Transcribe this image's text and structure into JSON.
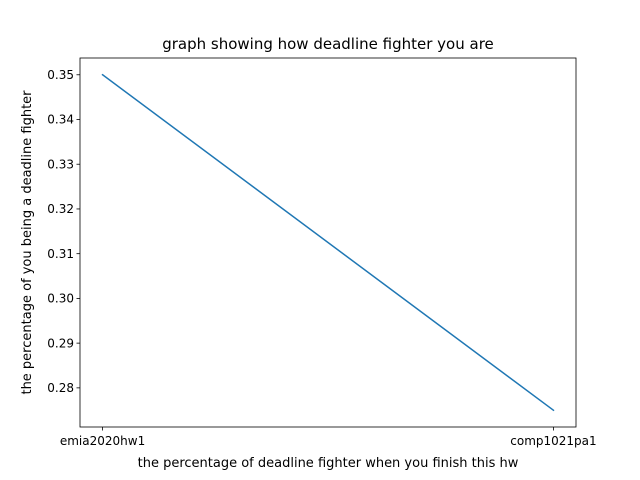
{
  "chart_data": {
    "type": "line",
    "title": "graph showing how deadline fighter you are",
    "xlabel": "the percentage of deadline fighter when you finish this hw",
    "ylabel": "the percentage of you being a deadline fighter",
    "categories": [
      "emia2020hw1",
      "comp1021pa1"
    ],
    "series": [
      {
        "values": [
          0.35,
          0.275
        ],
        "color": "#1f77b4"
      }
    ],
    "yticks": [
      0.28,
      0.29,
      0.3,
      0.31,
      0.32,
      0.33,
      0.34,
      0.35
    ],
    "ytick_labels": [
      "0.28",
      "0.29",
      "0.30",
      "0.31",
      "0.32",
      "0.33",
      "0.34",
      "0.35"
    ],
    "ylim": [
      0.27125,
      0.35375
    ],
    "grid": false,
    "legend": "none"
  }
}
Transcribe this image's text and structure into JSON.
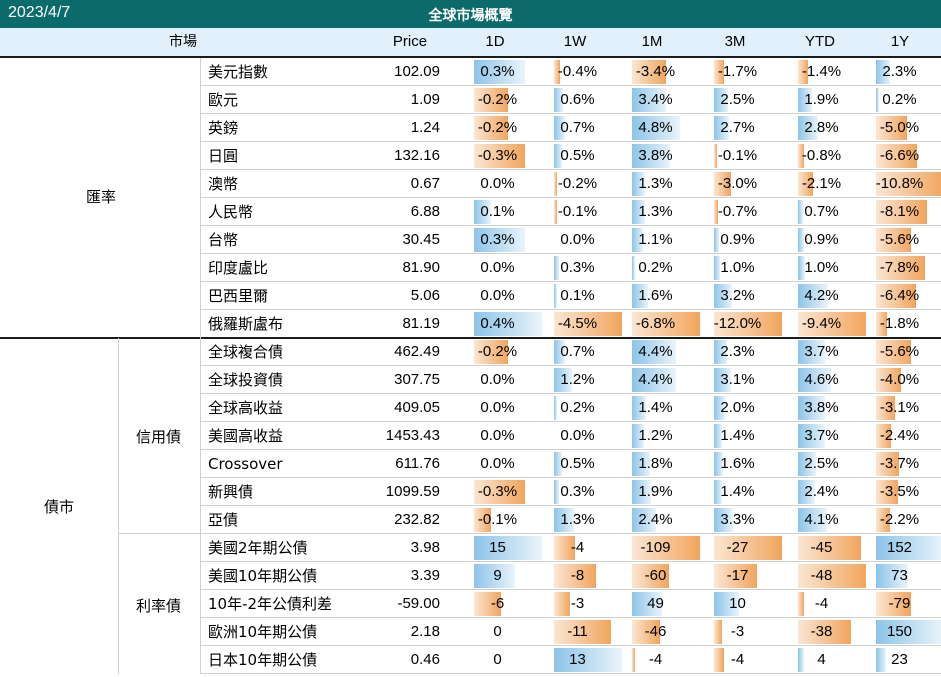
{
  "header": {
    "date": "2023/4/7",
    "title": "全球市場概覽"
  },
  "columns": {
    "market": "市場",
    "price": "Price",
    "d1": "1D",
    "w1": "1W",
    "m1": "1M",
    "m3": "3M",
    "ytd": "YTD",
    "y1": "1Y"
  },
  "groups": {
    "fx": "匯率",
    "bond": "債市",
    "credit": "信用債",
    "rates": "利率債"
  },
  "colors": {
    "title_bg": "#0b6b6b",
    "header_bg": "#e2f0fb",
    "positive_bar": "#8cc4e8",
    "negative_bar": "#f1a55d"
  },
  "rows": [
    {
      "group": "fx",
      "name": "美元指數",
      "price": "102.09",
      "vals": [
        "0.3%",
        "-0.4%",
        "-3.4%",
        "-1.7%",
        "-1.4%",
        "2.3%"
      ],
      "num": [
        0.3,
        -0.4,
        -3.4,
        -1.7,
        -1.4,
        2.3
      ]
    },
    {
      "group": "fx",
      "name": "歐元",
      "price": "1.09",
      "vals": [
        "-0.2%",
        "0.6%",
        "3.4%",
        "2.5%",
        "1.9%",
        "0.2%"
      ],
      "num": [
        -0.2,
        0.6,
        3.4,
        2.5,
        1.9,
        0.2
      ]
    },
    {
      "group": "fx",
      "name": "英鎊",
      "price": "1.24",
      "vals": [
        "-0.2%",
        "0.7%",
        "4.8%",
        "2.7%",
        "2.8%",
        "-5.0%"
      ],
      "num": [
        -0.2,
        0.7,
        4.8,
        2.7,
        2.8,
        -5.0
      ]
    },
    {
      "group": "fx",
      "name": "日圓",
      "price": "132.16",
      "vals": [
        "-0.3%",
        "0.5%",
        "3.8%",
        "-0.1%",
        "-0.8%",
        "-6.6%"
      ],
      "num": [
        -0.3,
        0.5,
        3.8,
        -0.1,
        -0.8,
        -6.6
      ]
    },
    {
      "group": "fx",
      "name": "澳幣",
      "price": "0.67",
      "vals": [
        "0.0%",
        "-0.2%",
        "1.3%",
        "-3.0%",
        "-2.1%",
        "-10.8%"
      ],
      "num": [
        0.0,
        -0.2,
        1.3,
        -3.0,
        -2.1,
        -10.8
      ]
    },
    {
      "group": "fx",
      "name": "人民幣",
      "price": "6.88",
      "vals": [
        "0.1%",
        "-0.1%",
        "1.3%",
        "-0.7%",
        "0.7%",
        "-8.1%"
      ],
      "num": [
        0.1,
        -0.1,
        1.3,
        -0.7,
        0.7,
        -8.1
      ]
    },
    {
      "group": "fx",
      "name": "台幣",
      "price": "30.45",
      "vals": [
        "0.3%",
        "0.0%",
        "1.1%",
        "0.9%",
        "0.9%",
        "-5.6%"
      ],
      "num": [
        0.3,
        0.0,
        1.1,
        0.9,
        0.9,
        -5.6
      ]
    },
    {
      "group": "fx",
      "name": "印度盧比",
      "price": "81.90",
      "vals": [
        "0.0%",
        "0.3%",
        "0.2%",
        "1.0%",
        "1.0%",
        "-7.8%"
      ],
      "num": [
        0.0,
        0.3,
        0.2,
        1.0,
        1.0,
        -7.8
      ]
    },
    {
      "group": "fx",
      "name": "巴西里爾",
      "price": "5.06",
      "vals": [
        "0.0%",
        "0.1%",
        "1.6%",
        "3.2%",
        "4.2%",
        "-6.4%"
      ],
      "num": [
        0.0,
        0.1,
        1.6,
        3.2,
        4.2,
        -6.4
      ]
    },
    {
      "group": "fx",
      "name": "俄羅斯盧布",
      "price": "81.19",
      "vals": [
        "0.4%",
        "-4.5%",
        "-6.8%",
        "-12.0%",
        "-9.4%",
        "-1.8%"
      ],
      "num": [
        0.4,
        -4.5,
        -6.8,
        -12.0,
        -9.4,
        -1.8
      ]
    },
    {
      "group": "credit",
      "name": "全球複合債",
      "price": "462.49",
      "vals": [
        "-0.2%",
        "0.7%",
        "4.4%",
        "2.3%",
        "3.7%",
        "-5.6%"
      ],
      "num": [
        -0.2,
        0.7,
        4.4,
        2.3,
        3.7,
        -5.6
      ]
    },
    {
      "group": "credit",
      "name": "全球投資債",
      "price": "307.75",
      "vals": [
        "0.0%",
        "1.2%",
        "4.4%",
        "3.1%",
        "4.6%",
        "-4.0%"
      ],
      "num": [
        0.0,
        1.2,
        4.4,
        3.1,
        4.6,
        -4.0
      ]
    },
    {
      "group": "credit",
      "name": "全球高收益",
      "price": "409.05",
      "vals": [
        "0.0%",
        "0.2%",
        "1.4%",
        "2.0%",
        "3.8%",
        "-3.1%"
      ],
      "num": [
        0.0,
        0.2,
        1.4,
        2.0,
        3.8,
        -3.1
      ]
    },
    {
      "group": "credit",
      "name": "美國高收益",
      "price": "1453.43",
      "vals": [
        "0.0%",
        "0.0%",
        "1.2%",
        "1.4%",
        "3.7%",
        "-2.4%"
      ],
      "num": [
        0.0,
        0.0,
        1.2,
        1.4,
        3.7,
        -2.4
      ]
    },
    {
      "group": "credit",
      "name": "Crossover",
      "price": "611.76",
      "vals": [
        "0.0%",
        "0.5%",
        "1.8%",
        "1.6%",
        "2.5%",
        "-3.7%"
      ],
      "num": [
        0.0,
        0.5,
        1.8,
        1.6,
        2.5,
        -3.7
      ]
    },
    {
      "group": "credit",
      "name": "新興債",
      "price": "1099.59",
      "vals": [
        "-0.3%",
        "0.3%",
        "1.9%",
        "1.4%",
        "2.4%",
        "-3.5%"
      ],
      "num": [
        -0.3,
        0.3,
        1.9,
        1.4,
        2.4,
        -3.5
      ]
    },
    {
      "group": "credit",
      "name": "亞債",
      "price": "232.82",
      "vals": [
        "-0.1%",
        "1.3%",
        "2.4%",
        "3.3%",
        "4.1%",
        "-2.2%"
      ],
      "num": [
        -0.1,
        1.3,
        2.4,
        3.3,
        4.1,
        -2.2
      ]
    },
    {
      "group": "rates",
      "name": "美國2年期公債",
      "price": "3.98",
      "vals": [
        "15",
        "-4",
        "-109",
        "-27",
        "-45",
        "152"
      ],
      "num": [
        15,
        -4,
        -109,
        -27,
        -45,
        152
      ]
    },
    {
      "group": "rates",
      "name": "美國10年期公債",
      "price": "3.39",
      "vals": [
        "9",
        "-8",
        "-60",
        "-17",
        "-48",
        "73"
      ],
      "num": [
        9,
        -8,
        -60,
        -17,
        -48,
        73
      ]
    },
    {
      "group": "rates",
      "name": "10年-2年公債利差",
      "price": "-59.00",
      "vals": [
        "-6",
        "-3",
        "49",
        "10",
        "-4",
        "-79"
      ],
      "num": [
        -6,
        -3,
        49,
        10,
        -4,
        -79
      ]
    },
    {
      "group": "rates",
      "name": "歐洲10年期公債",
      "price": "2.18",
      "vals": [
        "0",
        "-11",
        "-46",
        "-3",
        "-38",
        "150"
      ],
      "num": [
        0,
        -11,
        -46,
        -3,
        -38,
        150
      ]
    },
    {
      "group": "rates",
      "name": "日本10年期公債",
      "price": "0.46",
      "vals": [
        "0",
        "13",
        "-4",
        "-4",
        "4",
        "23"
      ],
      "num": [
        0,
        13,
        -4,
        -4,
        4,
        23
      ]
    }
  ]
}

* [Aim of the exercise]: Copy each line above where the string "percentage" occurs.

* [Solution for this problem]:
    "xlabel": "the percentage of deadline fighter when you finish this hw",
    "ylabel": "the percentage of you being a deadline fighter",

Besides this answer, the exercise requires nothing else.